== WORK TO COMPLETE ==
Copy each line that has the string "circuits" somewhere in it.

== SUPPLIED MATERIAL ==
__________
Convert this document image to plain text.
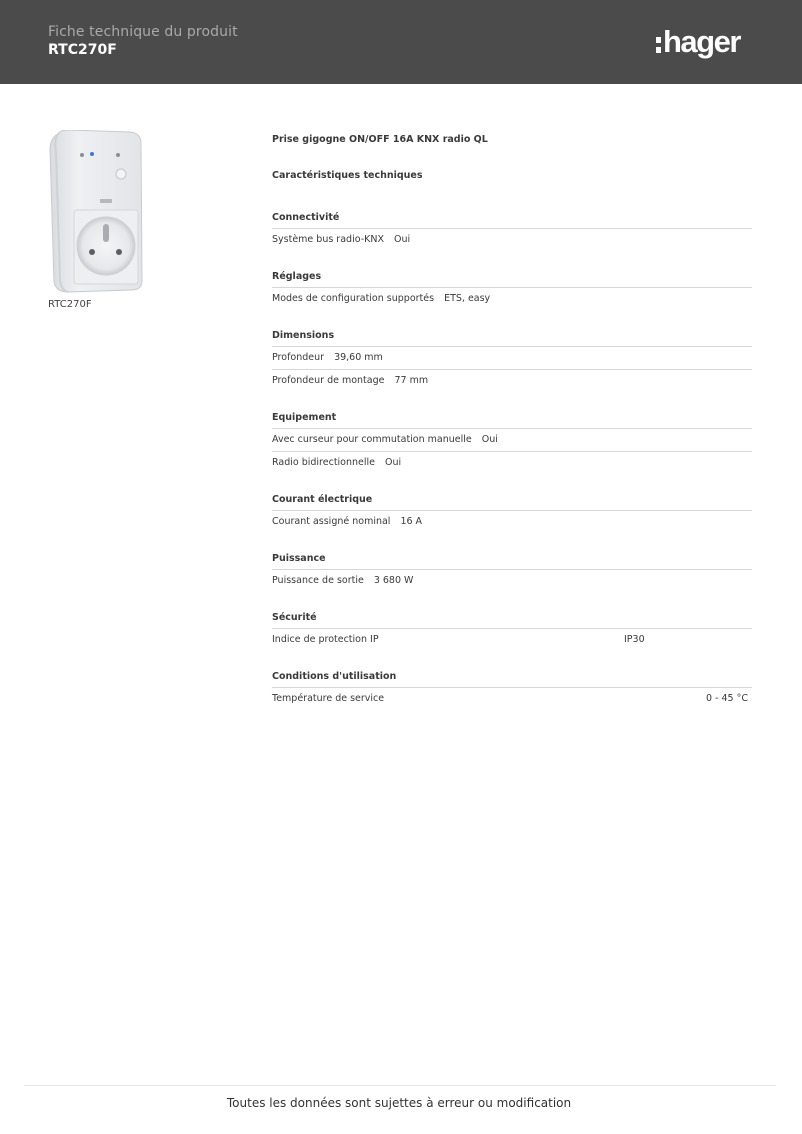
Fiche technique du produit
RTC270F	hager
RTC270F
Prise gigogne ON/OFF 16A KNX radio QL
Caractéristiques techniques
Connectivité
Système bus radio-KNX Oui
Réglages
Modes de configuration supportés ETS, easy
Dimensions
Profondeur 39,60 mm
Profondeur de montage 77 mm
Equipement
Avec curseur pour commutation manuelle Oui
Radio bidirectionnelle Oui
Courant électrique
Courant assigné nominal 16 A
Puissance
Puissance de sortie 3 680 W
Sécurité
Indice de protection IP	IP30
Conditions d'utilisation
Température de service	0 - 45 °C
Toutes les données sont sujettes à erreur ou modification
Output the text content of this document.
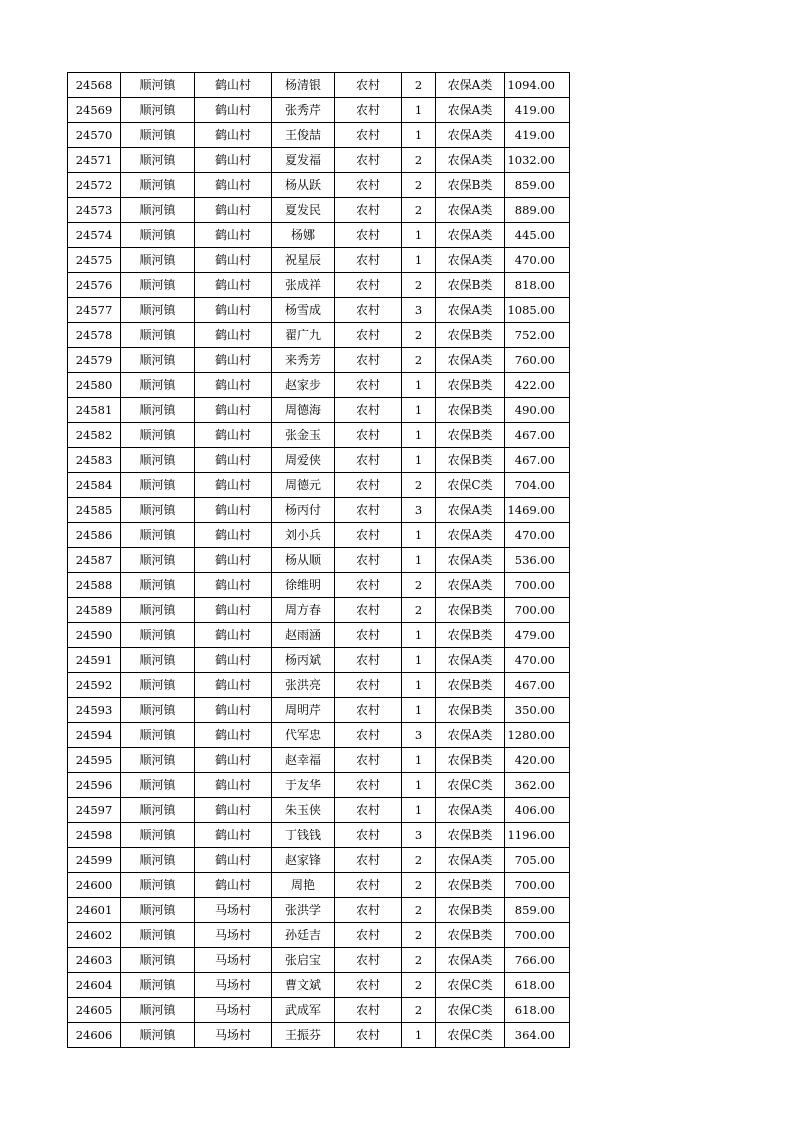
24568	顺河镇	鹤山村	杨清银	农村	2	农保A类	1094.00
24569	顺河镇	鹤山村	张秀芹	农村	1	农保A类	419.00
24570	顺河镇	鹤山村	王俊喆	农村	1	农保A类	419.00
24571	顺河镇	鹤山村	夏发福	农村	2	农保A类	1032.00
24572	顺河镇	鹤山村	杨从跃	农村	2	农保B类	859.00
24573	顺河镇	鹤山村	夏发民	农村	2	农保A类	889.00
24574	顺河镇	鹤山村	杨娜	农村	1	农保A类	445.00
24575	顺河镇	鹤山村	祝星辰	农村	1	农保A类	470.00
24576	顺河镇	鹤山村	张成祥	农村	2	农保B类	818.00
24577	顺河镇	鹤山村	杨雪成	农村	3	农保A类	1085.00
24578	顺河镇	鹤山村	翟广九	农村	2	农保B类	752.00
24579	顺河镇	鹤山村	来秀芳	农村	2	农保A类	760.00
24580	顺河镇	鹤山村	赵家步	农村	1	农保B类	422.00
24581	顺河镇	鹤山村	周德海	农村	1	农保B类	490.00
24582	顺河镇	鹤山村	张金玉	农村	1	农保B类	467.00
24583	顺河镇	鹤山村	周爱侠	农村	1	农保B类	467.00
24584	顺河镇	鹤山村	周德元	农村	2	农保C类	704.00
24585	顺河镇	鹤山村	杨丙付	农村	3	农保A类	1469.00
24586	顺河镇	鹤山村	刘小兵	农村	1	农保A类	470.00
24587	顺河镇	鹤山村	杨从顺	农村	1	农保A类	536.00
24588	顺河镇	鹤山村	徐维明	农村	2	农保A类	700.00
24589	顺河镇	鹤山村	周方春	农村	2	农保B类	700.00
24590	顺河镇	鹤山村	赵雨涵	农村	1	农保B类	479.00
24591	顺河镇	鹤山村	杨丙斌	农村	1	农保A类	470.00
24592	顺河镇	鹤山村	张洪亮	农村	1	农保B类	467.00
24593	顺河镇	鹤山村	周明芹	农村	1	农保B类	350.00
24594	顺河镇	鹤山村	代军忠	农村	3	农保A类	1280.00
24595	顺河镇	鹤山村	赵幸福	农村	1	农保B类	420.00
24596	顺河镇	鹤山村	于友华	农村	1	农保C类	362.00
24597	顺河镇	鹤山村	朱玉侠	农村	1	农保A类	406.00
24598	顺河镇	鹤山村	丁钱钱	农村	3	农保B类	1196.00
24599	顺河镇	鹤山村	赵家锋	农村	2	农保A类	705.00
24600	顺河镇	鹤山村	周艳	农村	2	农保B类	700.00
24601	顺河镇	马场村	张洪学	农村	2	农保B类	859.00
24602	顺河镇	马场村	孙廷吉	农村	2	农保B类	700.00
24603	顺河镇	马场村	张启宝	农村	2	农保A类	766.00
24604	顺河镇	马场村	曹文斌	农村	2	农保C类	618.00
24605	顺河镇	马场村	武成军	农村	2	农保C类	618.00
24606	顺河镇	马场村	王振芬	农村	1	农保C类	364.00
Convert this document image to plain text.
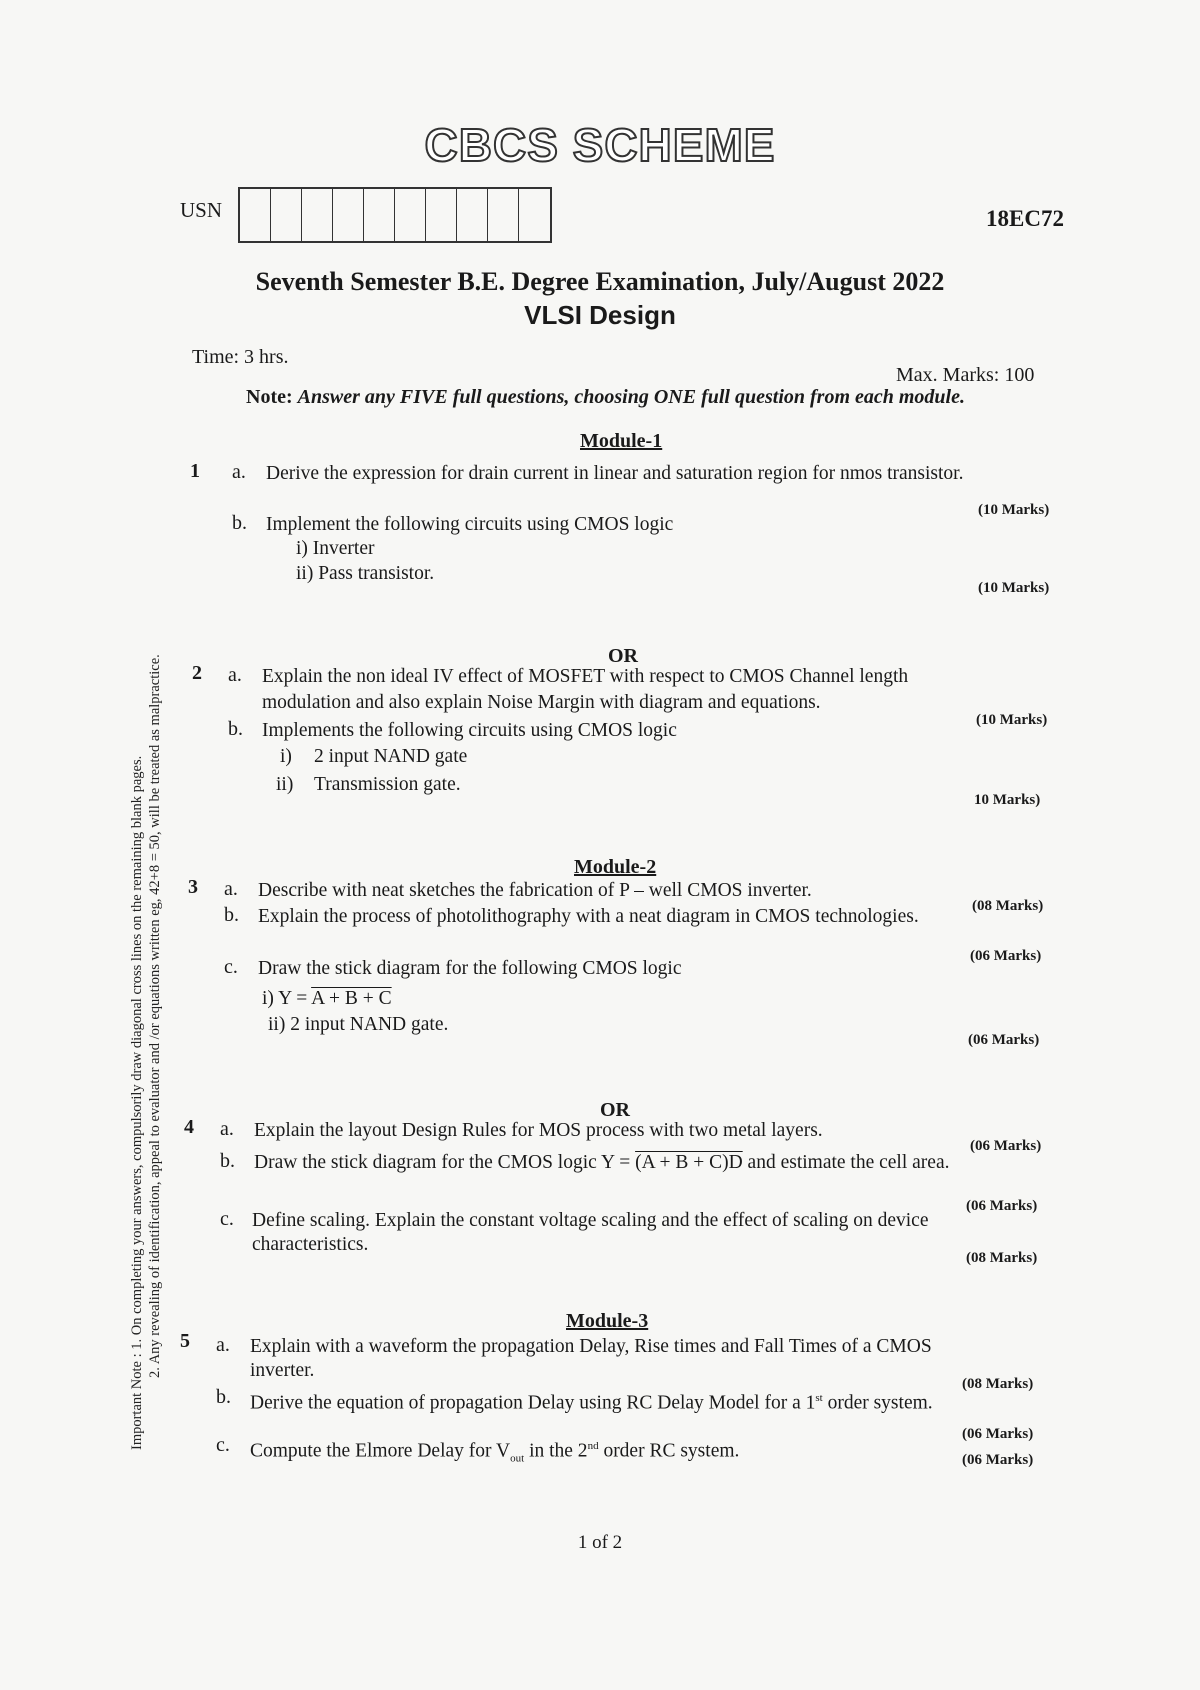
CBCS SCHEME
USN	18EC72
Seventh Semester B.E. Degree Examination, July/August 2022
VLSI Design
Time: 3 hrs.
Max. Marks: 100
Note: Answer any FIVE full questions, choosing ONE full question from each module.
Important Note : 1. On completing your answers, compulsorily draw diagonal cross lines on the remaining blank pages. 2. Any revealing of identification, appeal to evaluator and /or equations written eg, 42+8 = 50, will be treated as malpractice.
Module-1
1 a. Derive the expression for drain current in linear and saturation region for nmos transistor.
(10 Marks)
b. Implement the following circuits using CMOS logic
i) Inverter
ii) Pass transistor.
(10 Marks)
OR
2 a. Explain the non ideal IV effect of MOSFET with respect to CMOS Channel length
modulation and also explain Noise Margin with diagram and equations.
(10 Marks)
b. Implements the following circuits using CMOS logic
i) 2 input NAND gate
ii) Transmission gate.
10 Marks)
Module-2
3 a. Describe with neat sketches the fabrication of P – well CMOS inverter.
(08 Marks)
b. Explain the process of photolithography with a neat diagram in CMOS technologies.
(06 Marks)
c. Draw the stick diagram for the following CMOS logic
i) Y = A + B + C
ii) 2 input NAND gate.
(06 Marks)
OR
4 a. Explain the layout Design Rules for MOS process with two metal layers.
(06 Marks)
b. Draw the stick diagram for the CMOS logic Y = (A + B + C)D and estimate the cell area.
(06 Marks)
c. Define scaling. Explain the constant voltage scaling and the effect of scaling on device
characteristics.
(08 Marks)
Module-3
5 a. Explain with a waveform the propagation Delay, Rise times and Fall Times of a CMOS
inverter.
(08 Marks)
b. Derive the equation of propagation Delay using RC Delay Model for a 1st order system.
(06 Marks)
c. Compute the Elmore Delay for $V_{out}$ in the 2nd order RC system.	(06 Marks)
1 of 2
__________
== REPLY ==
b. Implement the following circuits using CMOS logic
b. Implements the following circuits using CMOS logic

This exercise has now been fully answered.